* [EXERCISE DETAILS]: Leave out the pictures and copy everything else below exactly.

* [MATERIAL FOR THE TASK]:
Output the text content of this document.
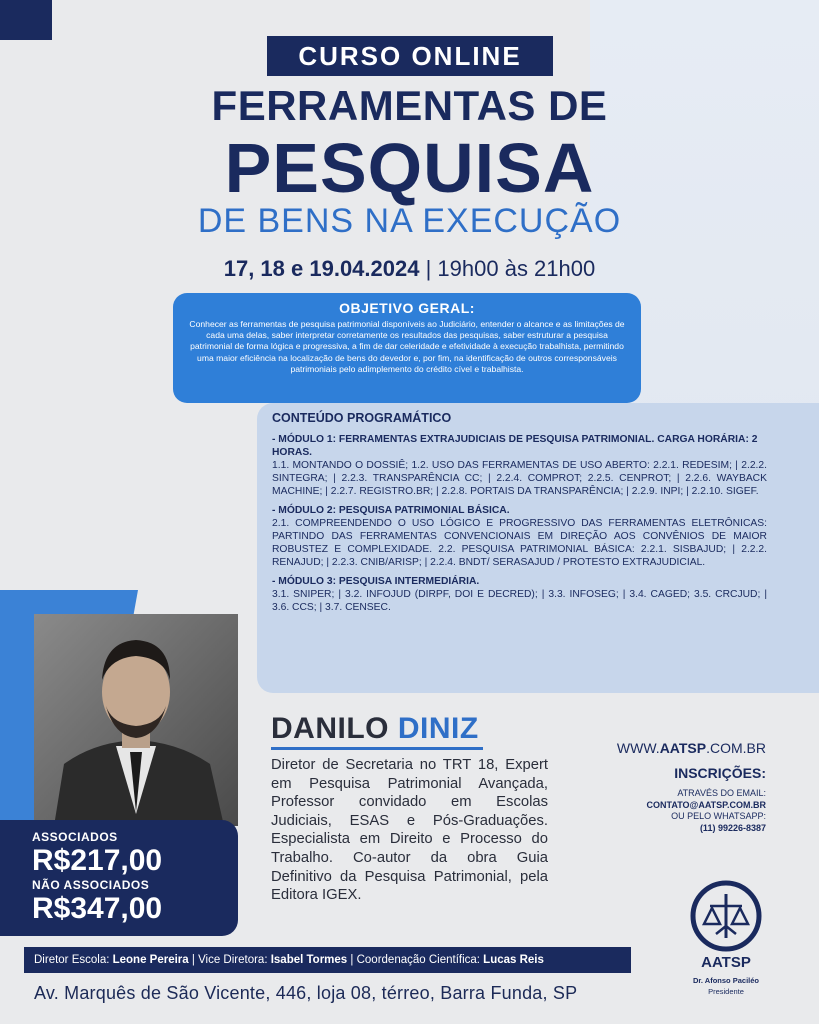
CURSO ONLINE
FERRAMENTAS DE
PESQUISA
DE BENS NA EXECUÇÃO
17, 18 e 19.04.2024 | 19h00 às 21h00
OBJETIVO GERAL:

Conhecer as ferramentas de pesquisa patrimonial disponíveis ao Judiciário, entender o alcance e as limitações de cada uma delas, saber interpretar corretamente os resultados das pesquisas, saber estruturar a pesquisa patrimonial de forma lógica e progressiva, a fim de dar celeridade e efetividade à execução trabalhista, permitindo uma maior eficiência na localização de bens do devedor e, por fim, na identificação de outros corresponsáveis patrimoniais pelo adimplemento do crédito cível e trabalhista.

CONTEÚDO PROGRAMÁTICO
- MÓDULO 1: FERRAMENTAS EXTRAJUDICIAIS DE PESQUISA PATRIMONIAL. CARGA HORÁRIA: 2 HORAS.

1.1. MONTANDO O DOSSIÊ; 1.2. USO DAS FERRAMENTAS DE USO ABERTO: 2.2.1. REDESIM; | 2.2.2. SINTEGRA; | 2.2.3. TRANSPARÊNCIA CC; | 2.2.4. COMPROT; 2.2.5. CENPROT; | 2.2.6. WAYBACK MACHINE; | 2.2.7. REGISTRO.BR; | 2.2.8. PORTAIS DA TRANSPARÊNCIA; | 2.2.9. INPI; | 2.2.10. SIGEF.

- MÓDULO 2: PESQUISA PATRIMONIAL BÁSICA.

2.1. COMPREENDENDO O USO LÓGICO E PROGRESSIVO DAS FERRAMENTAS ELETRÔNICAS: PARTINDO DAS FERRAMENTAS CONVENCIONAIS EM DIREÇÃO AOS CONVÊNIOS DE MAIOR ROBUSTEZ E COMPLEXIDADE. 2.2. PESQUISA PATRIMONIAL BÁSICA: 2.2.1. SISBAJUD; | 2.2.2. RENAJUD; | 2.2.3. CNIB/ARISP; | 2.2.4. BNDT/ SERASAJUD / PROTESTO EXTRAJUDICIAL.

- MÓDULO 3: PESQUISA INTERMEDIÁRIA.

3.1. SNIPER; | 3.2. INFOJUD (DIRPF, DOI E DECRED); | 3.3. INFOSEG; | 3.4. CAGED; 3.5. CRCJUD; | 3.6. CCS; | 3.7. CENSEC.

ASSOCIADOS
R$217,00
NÃO ASSOCIADOS
R$347,00
DANILO DINIZ
Diretor de Secretaria no TRT 18, Expert em Pesquisa Patrimonial Avançada, Professor convidado em Escolas Judiciais, ESAS e Pós-Graduações. Especialista em Direito e Processo do Trabalho. Co-autor da obra Guia Definitivo da Pesquisa Patrimonial, pela Editora IGEX.
WWW.AATSP.COM.BR
INSCRIÇÕES:
ATRAVÉS DO EMAIL:
CONTATO@AATSP.COM.BR
OU PELO WHATSAPP:
(11) 99226-8387
AATSP
Dr. Afonso Paciléo
Presidente
Diretor Escola: Leone Pereira | Vice Diretora: Isabel Tormes | Coordenação Científica: Lucas Reis
Av. Marquês de São Vicente, 446, loja 08, térreo, Barra Funda, SP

* [ANSWER IN FULL]:
Output the text content of this document.
CURSO ONLINE
FERRAMENTAS DE
PESQUISA
DE BENS NA EXECUÇÃO
17, 18 e 19.04.2024 | 19h00 às 21h00
OBJETIVO GERAL:

Conhecer as ferramentas de pesquisa patrimonial disponíveis ao Judiciário, entender o alcance e as limitações de cada uma delas, saber interpretar corretamente os resultados das pesquisas, saber estruturar a pesquisa patrimonial de forma lógica e progressiva, a fim de dar celeridade e efetividade à execução trabalhista, permitindo uma maior eficiência na localização de bens do devedor e, por fim, na identificação de outros corresponsáveis patrimoniais pelo adimplemento do crédito cível e trabalhista.

CONTEÚDO PROGRAMÁTICO
- MÓDULO 1: FERRAMENTAS EXTRAJUDICIAIS DE PESQUISA PATRIMONIAL. CARGA HORÁRIA: 2 HORAS.

1.1. MONTANDO O DOSSIÊ; 1.2. USO DAS FERRAMENTAS DE USO ABERTO: 2.2.1. REDESIM; | 2.2.2. SINTEGRA; | 2.2.3. TRANSPARÊNCIA CC; | 2.2.4. COMPROT; 2.2.5. CENPROT; | 2.2.6. WAYBACK MACHINE; | 2.2.7. REGISTRO.BR; | 2.2.8. PORTAIS DA TRANSPARÊNCIA; | 2.2.9. INPI; | 2.2.10. SIGEF.

- MÓDULO 2: PESQUISA PATRIMONIAL BÁSICA.

2.1. COMPREENDENDO O USO LÓGICO E PROGRESSIVO DAS FERRAMENTAS ELETRÔNICAS: PARTINDO DAS FERRAMENTAS CONVENCIONAIS EM DIREÇÃO AOS CONVÊNIOS DE MAIOR ROBUSTEZ E COMPLEXIDADE. 2.2. PESQUISA PATRIMONIAL BÁSICA: 2.2.1. SISBAJUD; | 2.2.2. RENAJUD; | 2.2.3. CNIB/ARISP; | 2.2.4. BNDT/ SERASAJUD / PROTESTO EXTRAJUDICIAL.

- MÓDULO 3: PESQUISA INTERMEDIÁRIA.

3.1. SNIPER; | 3.2. INFOJUD (DIRPF, DOI E DECRED); | 3.3. INFOSEG; | 3.4. CAGED; 3.5. CRCJUD; | 3.6. CCS; | 3.7. CENSEC.

ASSOCIADOS
R$217,00
NÃO ASSOCIADOS
R$347,00
DANILO DINIZ
Diretor de Secretaria no TRT 18, Expert em Pesquisa Patrimonial Avançada, Professor convidado em Escolas Judiciais, ESAS e Pós-Graduações. Especialista em Direito e Processo do Trabalho. Co-autor da obra Guia Definitivo da Pesquisa Patrimonial, pela Editora IGEX.
WWW.AATSP.COM.BR
INSCRIÇÕES:
ATRAVÉS DO EMAIL:
CONTATO@AATSP.COM.BR
OU PELO WHATSAPP:
(11) 99226-8387
AATSP
Dr. Afonso Paciléo
Presidente
Diretor Escola: Leone Pereira | Vice Diretora: Isabel Tormes | Coordenação Científica: Lucas Reis
Av. Marquês de São Vicente, 446, loja 08, térreo, Barra Funda, SP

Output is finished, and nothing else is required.